- Provided records:
* * *
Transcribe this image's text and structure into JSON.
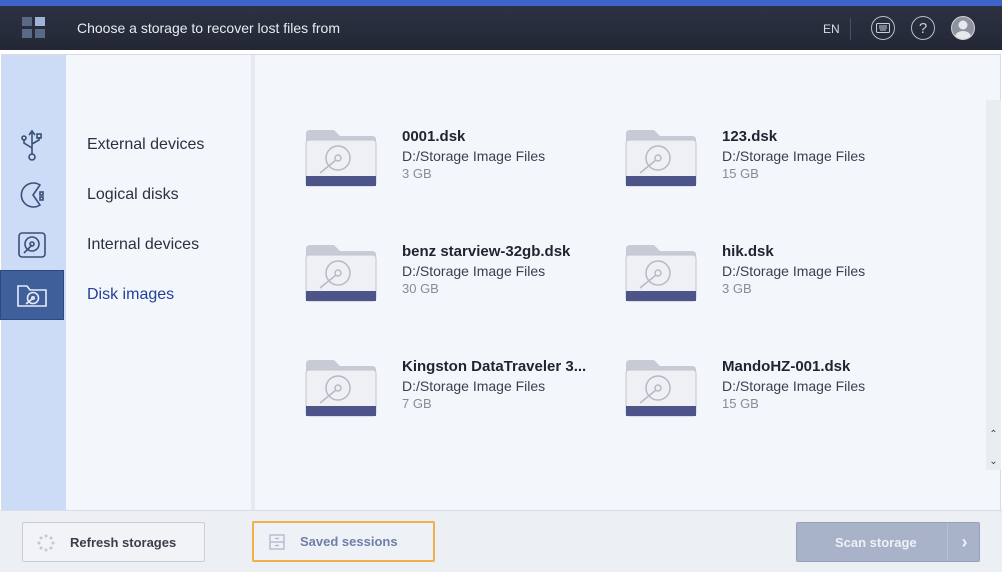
{
  "header": {
    "title": "Choose a storage to recover lost files from",
    "language": "EN",
    "help_symbol": "?",
    "icons": [
      "app-logo-icon",
      "keyboard-icon",
      "help-icon",
      "user-avatar-icon"
    ]
  },
  "sidebar": {
    "items": [
      {
        "label": "External devices",
        "icon": "usb-icon",
        "active": false
      },
      {
        "label": "Logical disks",
        "icon": "pie-disk-icon",
        "active": false
      },
      {
        "label": "Internal devices",
        "icon": "hard-drive-icon",
        "active": false
      },
      {
        "label": "Disk images",
        "icon": "disk-image-folder-icon",
        "active": true
      }
    ]
  },
  "storages": [
    {
      "name": "0001.dsk",
      "path": "D:/Storage Image Files",
      "size": "3 GB"
    },
    {
      "name": "123.dsk",
      "path": "D:/Storage Image Files",
      "size": "15 GB"
    },
    {
      "name": "benz starview-32gb.dsk",
      "path": "D:/Storage Image Files",
      "size": "30 GB"
    },
    {
      "name": "hik.dsk",
      "path": "D:/Storage Image Files",
      "size": "3 GB"
    },
    {
      "name": "Kingston DataTraveler 3...",
      "path": "D:/Storage Image Files",
      "size": "7 GB"
    },
    {
      "name": "MandoHZ-001.dsk",
      "path": "D:/Storage Image Files",
      "size": "15 GB"
    }
  ],
  "footer": {
    "refresh_label": "Refresh storages",
    "saved_label": "Saved sessions",
    "scan_label": "Scan storage"
  },
  "colors": {
    "header_bg": "#262a38",
    "accent": "#3e63c9",
    "rail_bg": "#ccdcf7",
    "active_item": "#3f5f9a",
    "focus_outline": "#f0b04a",
    "scan_disabled": "#a8b2c8"
  }
}
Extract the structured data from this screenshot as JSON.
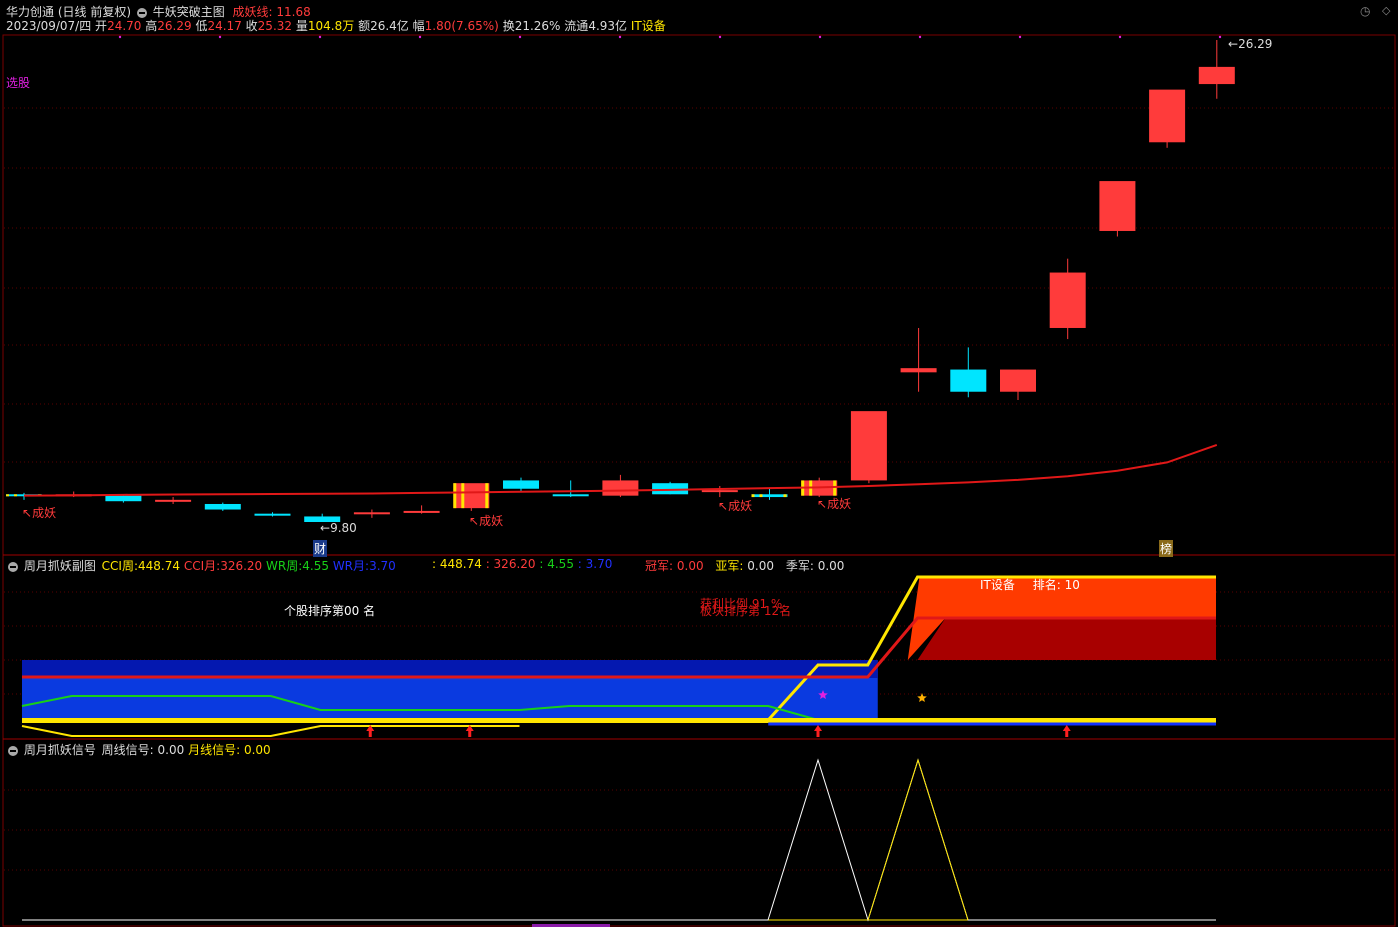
{
  "header": {
    "stock_name": "华力创通",
    "period": "(日线 前复权)",
    "indicator_name": "牛妖突破主图",
    "line_label": "成妖线",
    "line_value": "11.68",
    "date": "2023/09/07/四",
    "open_label": "开",
    "open": "24.70",
    "high_label": "高",
    "high": "26.29",
    "low_label": "低",
    "low": "24.17",
    "close_label": "收",
    "close": "25.32",
    "vol_label": "量",
    "vol": "104.8万",
    "amount_label": "额",
    "amount": "26.4亿",
    "change_label": "幅",
    "change": "1.80(7.65%)",
    "turnover_label": "换",
    "turnover": "21.26%",
    "float_label": "流通",
    "float": "4.93亿",
    "sector": "IT设备"
  },
  "main": {
    "select_label": "选股",
    "high_marker": "26.29",
    "low_marker": "9.80",
    "tag_cheng_yao": "成妖",
    "tag_cai": "财",
    "tag_bang": "榜"
  },
  "sub1": {
    "title": "周月抓妖副图",
    "cci_week_label": "CCI周:",
    "cci_week": "448.74",
    "cci_month_label": "CCI月:",
    "cci_month": "326.20",
    "wr_week_label": "WR周:",
    "wr_week": "4.55",
    "wr_month_label": "WR月:",
    "wr_month": "3.70",
    "v1": ": 448.74",
    "v2": ": 326.20",
    "v3": ": 4.55",
    "v4": ": 3.70",
    "champ_label": "冠军:",
    "champ": "0.00",
    "runner_label": "亚军:",
    "runner": "0.00",
    "third_label": "季军:",
    "third": "0.00",
    "rank_text": "个股排序第",
    "rank_num": "00",
    "rank_suffix": "名",
    "profit_text": "获利比例 91 %",
    "sector_rank_text": "板块排序第 12名",
    "sector_label": "IT设备",
    "sector_rank_label": "排名:",
    "sector_rank": "10"
  },
  "sub2": {
    "title": "周月抓妖信号",
    "week_label": "周线信号:",
    "week": "0.00",
    "month_label": "月线信号:",
    "month": "0.00"
  },
  "colors": {
    "up": "#ff3b3b",
    "down": "#00e5ff",
    "line": "#e01818",
    "yellow": "#ffe600",
    "panel_blue": "#0a2fe0",
    "orange": "#ff3a00",
    "darkred": "#a80000",
    "green": "#18d018"
  },
  "chart_data": {
    "type": "candlestick",
    "title": "牛妖突破主图",
    "series": [
      {
        "name": "K",
        "ohlc": [
          [
            9.9,
            9.95,
            9.7,
            9.85
          ],
          [
            9.9,
            10.0,
            9.8,
            9.9
          ],
          [
            9.85,
            9.9,
            9.6,
            9.65
          ],
          [
            9.7,
            9.8,
            9.55,
            9.7
          ],
          [
            9.55,
            9.6,
            9.3,
            9.35
          ],
          [
            9.2,
            9.25,
            9.1,
            9.15
          ],
          [
            9.1,
            9.2,
            9.0,
            8.9
          ],
          [
            9.2,
            9.35,
            9.05,
            9.25
          ],
          [
            9.25,
            9.5,
            9.2,
            9.3
          ],
          [
            9.4,
            10.2,
            9.3,
            10.3
          ],
          [
            10.4,
            10.5,
            10.0,
            10.1
          ],
          [
            9.9,
            10.4,
            9.8,
            9.85
          ],
          [
            9.85,
            10.6,
            9.8,
            10.4
          ],
          [
            10.3,
            10.35,
            9.9,
            9.9
          ],
          [
            10.0,
            10.2,
            9.8,
            10.05
          ],
          [
            9.9,
            10.1,
            9.7,
            9.8
          ],
          [
            9.85,
            10.5,
            9.8,
            10.4
          ],
          [
            10.4,
            12.8,
            10.3,
            12.9
          ],
          [
            14.3,
            15.9,
            13.6,
            14.45
          ],
          [
            14.4,
            15.2,
            13.4,
            13.6
          ],
          [
            13.6,
            14.4,
            13.3,
            14.4
          ],
          [
            15.9,
            18.4,
            15.5,
            17.9
          ],
          [
            19.4,
            21.1,
            19.2,
            21.2
          ],
          [
            22.6,
            24.2,
            22.4,
            24.5
          ],
          [
            24.7,
            26.29,
            24.17,
            25.32
          ]
        ]
      },
      {
        "name": "成妖线",
        "values": [
          9.85,
          9.86,
          9.88,
          9.89,
          9.9,
          9.91,
          9.92,
          9.93,
          9.95,
          9.97,
          9.99,
          10.01,
          10.03,
          10.06,
          10.09,
          10.12,
          10.15,
          10.2,
          10.26,
          10.33,
          10.42,
          10.55,
          10.75,
          11.05,
          11.68
        ]
      }
    ],
    "sub1": {
      "cci_week": [
        230,
        230,
        230,
        230,
        230,
        230,
        230,
        230,
        230,
        230,
        230,
        230,
        230,
        230,
        230,
        230,
        230,
        230,
        420,
        448.74,
        448.74,
        448.74,
        448.74,
        448.74,
        448.74
      ],
      "cci_month": [
        210,
        210,
        210,
        210,
        210,
        210,
        210,
        210,
        210,
        210,
        210,
        210,
        210,
        210,
        210,
        210,
        210,
        210,
        230,
        326.2,
        326.2,
        326.2,
        326.2,
        326.2,
        326.2
      ],
      "wr_week": [
        95,
        80,
        80,
        80,
        80,
        80,
        60,
        60,
        60,
        60,
        60,
        62,
        62,
        62,
        62,
        62,
        58,
        52,
        52,
        52,
        52,
        52,
        52,
        52,
        52
      ],
      "wr_month": [
        55,
        45,
        35,
        35,
        35,
        35,
        48,
        50,
        50,
        50,
        50,
        50,
        50,
        50,
        50,
        50,
        50,
        50,
        50,
        50,
        50,
        50,
        50,
        50,
        50
      ]
    },
    "sub2": {
      "week_signal": [
        0,
        0,
        0,
        0,
        0,
        0,
        0,
        0,
        0,
        0,
        0,
        0,
        0,
        0,
        0,
        0,
        1,
        0,
        1,
        0,
        0,
        0,
        0,
        0,
        0
      ],
      "month_signal": [
        0,
        0,
        0,
        0,
        0,
        0,
        0,
        0,
        0,
        0,
        0,
        0,
        0,
        0,
        0,
        0,
        0,
        0,
        0,
        0,
        0,
        0,
        0,
        0,
        0
      ]
    }
  }
}
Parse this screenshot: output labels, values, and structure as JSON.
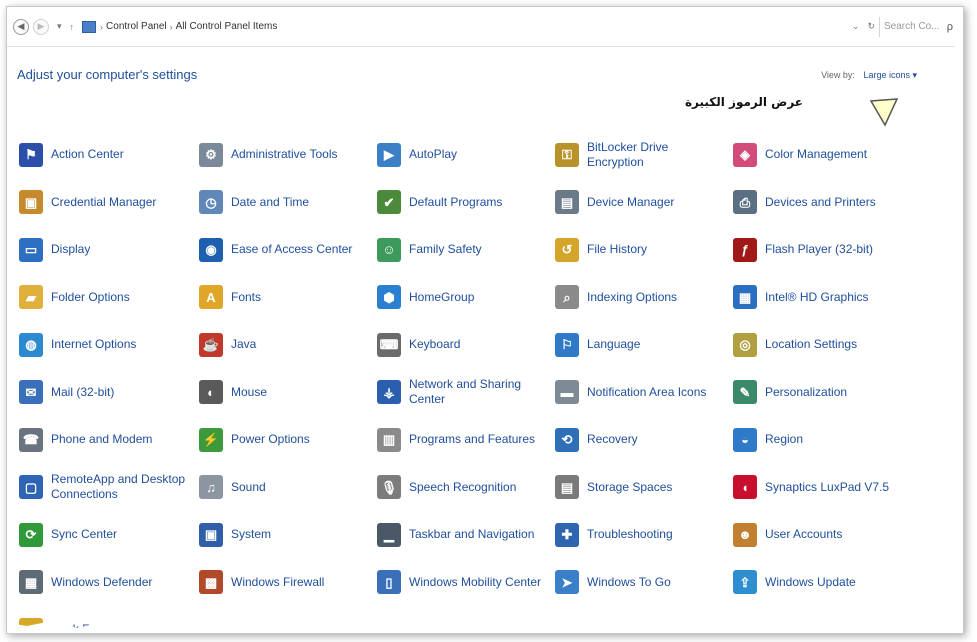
{
  "addressbar": {
    "crumbs": [
      "Control Panel",
      "All Control Panel Items"
    ],
    "search_placeholder": "Search Co...",
    "search_glyph": "ρ",
    "refresh_glyph": "↻"
  },
  "header": {
    "title": "Adjust your computer's settings",
    "viewby_label": "View by:",
    "viewby_value": "Large icons ▾",
    "annotation": "عرض الرموز الكبيرة"
  },
  "items": [
    {
      "label": "Action Center",
      "icon": "flag-icon",
      "color": "#2b4fa8",
      "glyph": "⚑"
    },
    {
      "label": "Administrative Tools",
      "icon": "admin-tools-icon",
      "color": "#7a8a9a",
      "glyph": "⚙"
    },
    {
      "label": "AutoPlay",
      "icon": "autoplay-icon",
      "color": "#3b7fc4",
      "glyph": "▶"
    },
    {
      "label": "BitLocker Drive Encryption",
      "icon": "bitlocker-icon",
      "color": "#b8922b",
      "glyph": "⚿"
    },
    {
      "label": "Color Management",
      "icon": "color-management-icon",
      "color": "#d24b7a",
      "glyph": "◈"
    },
    {
      "label": "Credential Manager",
      "icon": "credential-icon",
      "color": "#c58a2b",
      "glyph": "▣"
    },
    {
      "label": "Date and Time",
      "icon": "clock-icon",
      "color": "#5f88b8",
      "glyph": "◷"
    },
    {
      "label": "Default Programs",
      "icon": "default-programs-icon",
      "color": "#4a8a3a",
      "glyph": "✔"
    },
    {
      "label": "Device Manager",
      "icon": "device-manager-icon",
      "color": "#6b7a88",
      "glyph": "▤"
    },
    {
      "label": "Devices and Printers",
      "icon": "printer-icon",
      "color": "#5a6f84",
      "glyph": "⎙"
    },
    {
      "label": "Display",
      "icon": "display-icon",
      "color": "#2d6fc0",
      "glyph": "▭"
    },
    {
      "label": "Ease of Access Center",
      "icon": "ease-of-access-icon",
      "color": "#1f5fb0",
      "glyph": "◉"
    },
    {
      "label": "Family Safety",
      "icon": "family-safety-icon",
      "color": "#3c9a5c",
      "glyph": "☺"
    },
    {
      "label": "File History",
      "icon": "file-history-icon",
      "color": "#d4a52a",
      "glyph": "↺"
    },
    {
      "label": "Flash Player (32-bit)",
      "icon": "flash-icon",
      "color": "#a01818",
      "glyph": "ƒ"
    },
    {
      "label": "Folder Options",
      "icon": "folder-options-icon",
      "color": "#e0b13a",
      "glyph": "▰"
    },
    {
      "label": "Fonts",
      "icon": "fonts-icon",
      "color": "#e0a628",
      "glyph": "A"
    },
    {
      "label": "HomeGroup",
      "icon": "homegroup-icon",
      "color": "#2b7fd0",
      "glyph": "⬢"
    },
    {
      "label": "Indexing Options",
      "icon": "indexing-icon",
      "color": "#8a8a8a",
      "glyph": "⌕"
    },
    {
      "label": "Intel® HD Graphics",
      "icon": "intel-graphics-icon",
      "color": "#2b6fc0",
      "glyph": "▦"
    },
    {
      "label": "Internet Options",
      "icon": "internet-options-icon",
      "color": "#2d8ad0",
      "glyph": "◍"
    },
    {
      "label": "Java",
      "icon": "java-icon",
      "color": "#c0392b",
      "glyph": "☕"
    },
    {
      "label": "Keyboard",
      "icon": "keyboard-icon",
      "color": "#6b6b6b",
      "glyph": "⌨"
    },
    {
      "label": "Language",
      "icon": "language-icon",
      "color": "#2f79c8",
      "glyph": "⚐"
    },
    {
      "label": "Location Settings",
      "icon": "location-icon",
      "color": "#b0a040",
      "glyph": "◎"
    },
    {
      "label": "Mail (32-bit)",
      "icon": "mail-icon",
      "color": "#3a70b8",
      "glyph": "✉"
    },
    {
      "label": "Mouse",
      "icon": "mouse-icon",
      "color": "#5a5a5a",
      "glyph": "◐"
    },
    {
      "label": "Network and Sharing Center",
      "icon": "network-icon",
      "color": "#2a5fb0",
      "glyph": "⚶"
    },
    {
      "label": "Notification Area Icons",
      "icon": "notification-area-icon",
      "color": "#7d8a96",
      "glyph": "▬"
    },
    {
      "label": "Personalization",
      "icon": "personalization-icon",
      "color": "#3a8a6a",
      "glyph": "✎"
    },
    {
      "label": "Phone and Modem",
      "icon": "phone-icon",
      "color": "#6a7480",
      "glyph": "☎"
    },
    {
      "label": "Power Options",
      "icon": "power-icon",
      "color": "#3c9a3c",
      "glyph": "⚡"
    },
    {
      "label": "Programs and Features",
      "icon": "programs-icon",
      "color": "#8a8a8a",
      "glyph": "▥"
    },
    {
      "label": "Recovery",
      "icon": "recovery-icon",
      "color": "#2f6fb8",
      "glyph": "⟲"
    },
    {
      "label": "Region",
      "icon": "region-icon",
      "color": "#2f7ac8",
      "glyph": "◒"
    },
    {
      "label": "RemoteApp and Desktop Connections",
      "icon": "remoteapp-icon",
      "color": "#2d64b4",
      "glyph": "▢"
    },
    {
      "label": "Sound",
      "icon": "sound-icon",
      "color": "#8d96a0",
      "glyph": "♫"
    },
    {
      "label": "Speech Recognition",
      "icon": "microphone-icon",
      "color": "#7c7c7c",
      "glyph": "🎙"
    },
    {
      "label": "Storage Spaces",
      "icon": "storage-spaces-icon",
      "color": "#7a7a7a",
      "glyph": "▤"
    },
    {
      "label": "Synaptics LuxPad V7.5",
      "icon": "synaptics-icon",
      "color": "#c8102e",
      "glyph": "◖"
    },
    {
      "label": "Sync Center",
      "icon": "sync-icon",
      "color": "#2f9a3a",
      "glyph": "⟳"
    },
    {
      "label": "System",
      "icon": "system-icon",
      "color": "#2f5fa8",
      "glyph": "▣"
    },
    {
      "label": "Taskbar and Navigation",
      "icon": "taskbar-icon",
      "color": "#4a5868",
      "glyph": "▁"
    },
    {
      "label": "Troubleshooting",
      "icon": "troubleshooting-icon",
      "color": "#2f64b0",
      "glyph": "✚"
    },
    {
      "label": "User Accounts",
      "icon": "user-accounts-icon",
      "color": "#c08030",
      "glyph": "☻"
    },
    {
      "label": "Windows Defender",
      "icon": "defender-icon",
      "color": "#5e6a74",
      "glyph": "▦"
    },
    {
      "label": "Windows Firewall",
      "icon": "firewall-icon",
      "color": "#b04a2a",
      "glyph": "▩"
    },
    {
      "label": "Windows Mobility Center",
      "icon": "mobility-icon",
      "color": "#3b6fb8",
      "glyph": "▯"
    },
    {
      "label": "Windows To Go",
      "icon": "windows-to-go-icon",
      "color": "#3a7fc8",
      "glyph": "➤"
    },
    {
      "label": "Windows Update",
      "icon": "windows-update-icon",
      "color": "#2e8fd0",
      "glyph": "⇪"
    },
    {
      "label": "Work Folders",
      "icon": "work-folders-icon",
      "color": "#d8a82a",
      "glyph": "▰"
    }
  ]
}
* * *
Read the entries and select each line where the word "牛妖突破主图" is found.

    "indicator_name": "牛妖突破主图",
    "title": "牛妖突破主图",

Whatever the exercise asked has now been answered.